======== DATASET EXTRACT

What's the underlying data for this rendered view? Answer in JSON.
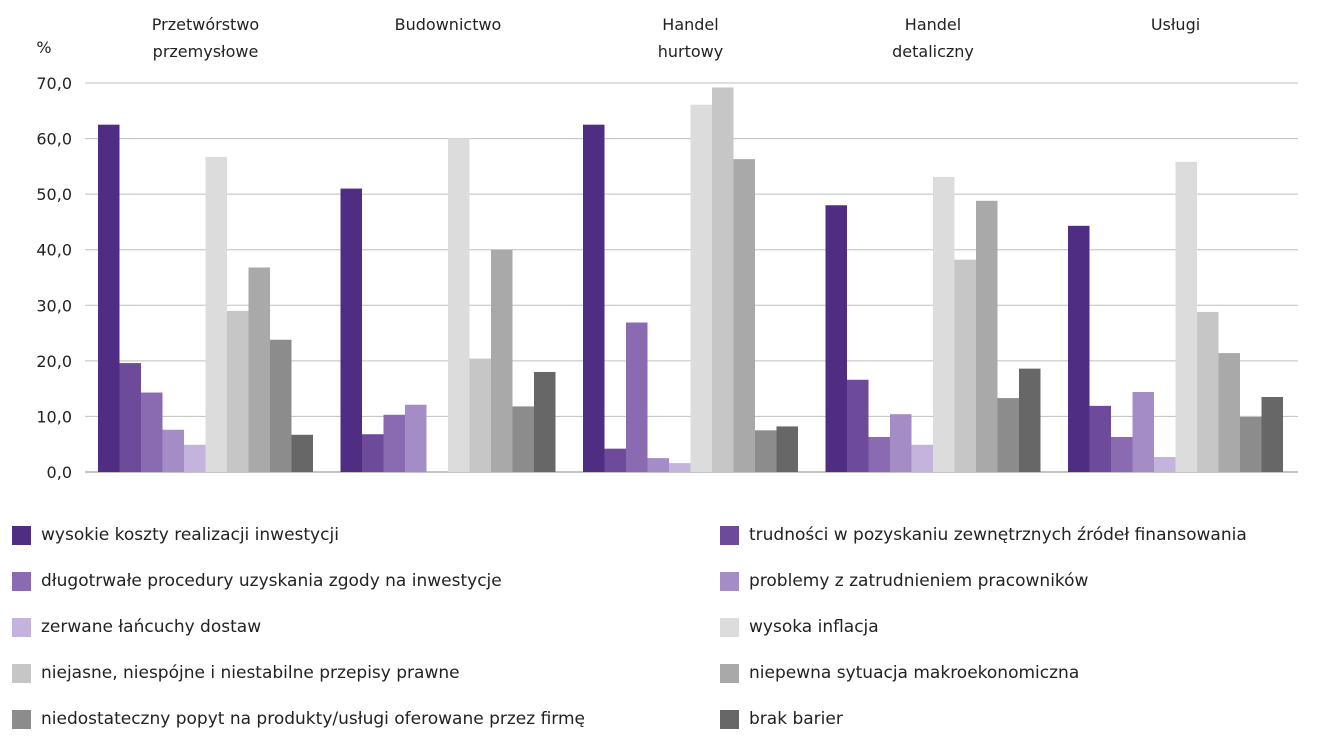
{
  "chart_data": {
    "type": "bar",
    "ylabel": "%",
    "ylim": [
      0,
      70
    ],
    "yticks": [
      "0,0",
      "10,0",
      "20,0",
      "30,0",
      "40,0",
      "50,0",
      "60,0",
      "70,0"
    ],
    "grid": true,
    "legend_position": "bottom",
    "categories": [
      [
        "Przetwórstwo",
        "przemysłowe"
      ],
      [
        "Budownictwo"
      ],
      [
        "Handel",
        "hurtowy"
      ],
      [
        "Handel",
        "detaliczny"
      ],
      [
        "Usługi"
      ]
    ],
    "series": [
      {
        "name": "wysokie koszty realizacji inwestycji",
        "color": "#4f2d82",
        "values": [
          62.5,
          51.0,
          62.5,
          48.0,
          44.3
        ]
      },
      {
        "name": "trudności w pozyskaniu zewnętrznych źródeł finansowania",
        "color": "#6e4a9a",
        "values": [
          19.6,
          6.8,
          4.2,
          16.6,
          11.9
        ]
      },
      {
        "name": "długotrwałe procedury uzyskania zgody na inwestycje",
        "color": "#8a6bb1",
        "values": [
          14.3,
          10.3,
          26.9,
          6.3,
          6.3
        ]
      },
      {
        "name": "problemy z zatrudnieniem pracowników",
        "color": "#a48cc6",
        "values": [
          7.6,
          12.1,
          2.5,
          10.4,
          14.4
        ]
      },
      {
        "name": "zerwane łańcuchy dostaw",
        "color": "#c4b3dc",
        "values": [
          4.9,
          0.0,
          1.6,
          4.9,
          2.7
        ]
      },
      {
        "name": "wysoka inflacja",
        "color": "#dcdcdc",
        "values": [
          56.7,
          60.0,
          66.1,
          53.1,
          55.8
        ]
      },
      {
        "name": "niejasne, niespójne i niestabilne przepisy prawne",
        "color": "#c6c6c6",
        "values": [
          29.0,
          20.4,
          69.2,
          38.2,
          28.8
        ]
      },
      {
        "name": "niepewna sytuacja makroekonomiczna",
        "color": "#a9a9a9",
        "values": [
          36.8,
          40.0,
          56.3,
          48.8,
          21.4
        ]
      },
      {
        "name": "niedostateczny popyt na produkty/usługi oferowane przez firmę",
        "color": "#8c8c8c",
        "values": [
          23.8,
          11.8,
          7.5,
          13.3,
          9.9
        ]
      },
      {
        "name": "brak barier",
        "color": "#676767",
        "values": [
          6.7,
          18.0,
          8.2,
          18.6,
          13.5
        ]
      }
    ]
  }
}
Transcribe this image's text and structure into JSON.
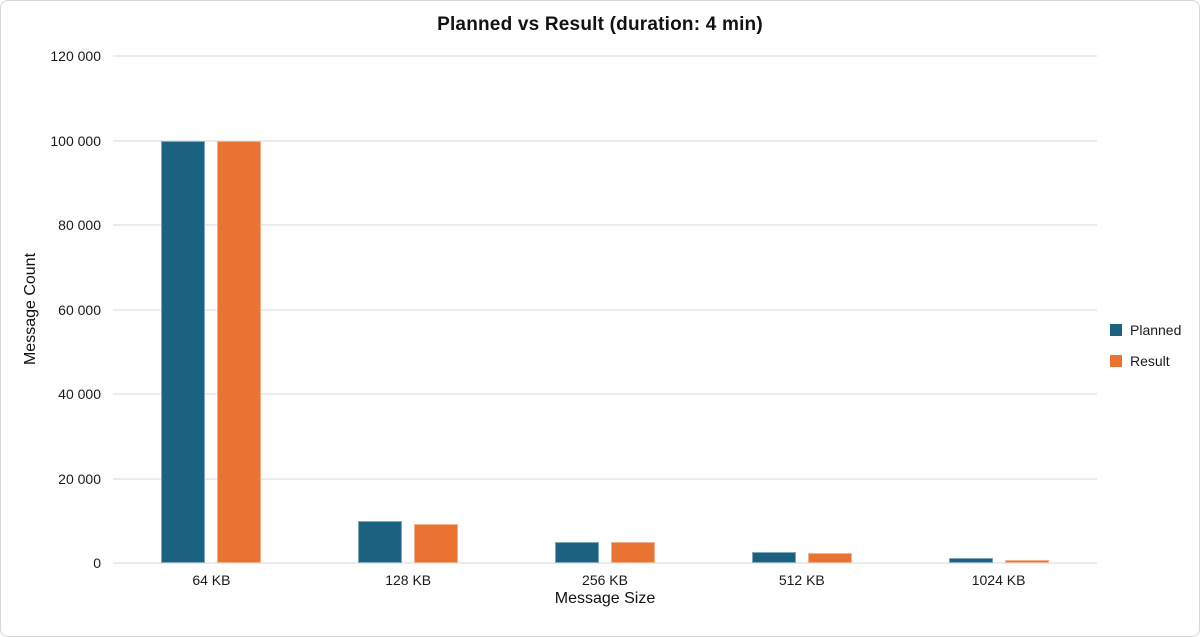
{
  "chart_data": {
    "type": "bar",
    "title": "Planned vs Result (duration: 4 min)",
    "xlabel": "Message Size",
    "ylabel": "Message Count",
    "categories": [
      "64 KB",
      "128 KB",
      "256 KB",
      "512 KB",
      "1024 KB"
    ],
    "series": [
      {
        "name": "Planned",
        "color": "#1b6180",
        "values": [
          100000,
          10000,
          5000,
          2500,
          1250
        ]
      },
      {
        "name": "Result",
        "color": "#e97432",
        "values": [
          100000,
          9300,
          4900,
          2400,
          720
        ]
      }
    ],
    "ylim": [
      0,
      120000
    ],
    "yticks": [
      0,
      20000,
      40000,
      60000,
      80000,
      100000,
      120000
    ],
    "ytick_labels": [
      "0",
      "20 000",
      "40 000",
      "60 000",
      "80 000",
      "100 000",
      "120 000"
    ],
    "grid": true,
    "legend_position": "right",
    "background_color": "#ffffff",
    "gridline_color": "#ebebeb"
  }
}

================

# CHALLENGE:
Exclude every picture and copy the remaining data exactly.

# OUTPUT OF THE EXERCISE:
What's the underlying data for this rendered view? Answer in JSON.
{
  "chart_data": {
    "type": "bar",
    "ylabel": "%",
    "ylim": [
      0,
      70
    ],
    "yticks": [
      "0,0",
      "10,0",
      "20,0",
      "30,0",
      "40,0",
      "50,0",
      "60,0",
      "70,0"
    ],
    "grid": true,
    "legend_position": "bottom",
    "categories": [
      [
        "Przetwórstwo",
        "przemysłowe"
      ],
      [
        "Budownictwo"
      ],
      [
        "Handel",
        "hurtowy"
      ],
      [
        "Handel",
        "detaliczny"
      ],
      [
        "Usługi"
      ]
    ],
    "series": [
      {
        "name": "wysokie koszty realizacji inwestycji",
        "color": "#4f2d82",
        "values": [
          62.5,
          51.0,
          62.5,
          48.0,
          44.3
        ]
      },
      {
        "name": "trudności w pozyskaniu zewnętrznych źródeł finansowania",
        "color": "#6e4a9a",
        "values": [
          19.6,
          6.8,
          4.2,
          16.6,
          11.9
        ]
      },
      {
        "name": "długotrwałe procedury uzyskania zgody na inwestycje",
        "color": "#8a6bb1",
        "values": [
          14.3,
          10.3,
          26.9,
          6.3,
          6.3
        ]
      },
      {
        "name": "problemy z zatrudnieniem pracowników",
        "color": "#a48cc6",
        "values": [
          7.6,
          12.1,
          2.5,
          10.4,
          14.4
        ]
      },
      {
        "name": "zerwane łańcuchy dostaw",
        "color": "#c4b3dc",
        "values": [
          4.9,
          0.0,
          1.6,
          4.9,
          2.7
        ]
      },
      {
        "name": "wysoka inflacja",
        "color": "#dcdcdc",
        "values": [
          56.7,
          60.0,
          66.1,
          53.1,
          55.8
        ]
      },
      {
        "name": "niejasne, niespójne i niestabilne przepisy prawne",
        "color": "#c6c6c6",
        "values": [
          29.0,
          20.4,
          69.2,
          38.2,
          28.8
        ]
      },
      {
        "name": "niepewna sytuacja makroekonomiczna",
        "color": "#a9a9a9",
        "values": [
          36.8,
          40.0,
          56.3,
          48.8,
          21.4
        ]
      },
      {
        "name": "niedostateczny popyt na produkty/usługi oferowane przez firmę",
        "color": "#8c8c8c",
        "values": [
          23.8,
          11.8,
          7.5,
          13.3,
          9.9
        ]
      },
      {
        "name": "brak barier",
        "color": "#676767",
        "values": [
          6.7,
          18.0,
          8.2,
          18.6,
          13.5
        ]
      }
    ]
  }
}
Transcribe this image's text and structure into JSON.
{
  "chart_data": {
    "type": "bar",
    "title": "Planned vs Result (duration: 4 min)",
    "xlabel": "Message Size",
    "ylabel": "Message Count",
    "categories": [
      "64 KB",
      "128 KB",
      "256 KB",
      "512 KB",
      "1024 KB"
    ],
    "series": [
      {
        "name": "Planned",
        "color": "#1b6180",
        "values": [
          100000,
          10000,
          5000,
          2500,
          1250
        ]
      },
      {
        "name": "Result",
        "color": "#e97432",
        "values": [
          100000,
          9300,
          4900,
          2400,
          720
        ]
      }
    ],
    "ylim": [
      0,
      120000
    ],
    "yticks": [
      0,
      20000,
      40000,
      60000,
      80000,
      100000,
      120000
    ],
    "ytick_labels": [
      "0",
      "20 000",
      "40 000",
      "60 000",
      "80 000",
      "100 000",
      "120 000"
    ],
    "grid": true,
    "legend_position": "right",
    "background_color": "#ffffff",
    "gridline_color": "#ebebeb"
  }
}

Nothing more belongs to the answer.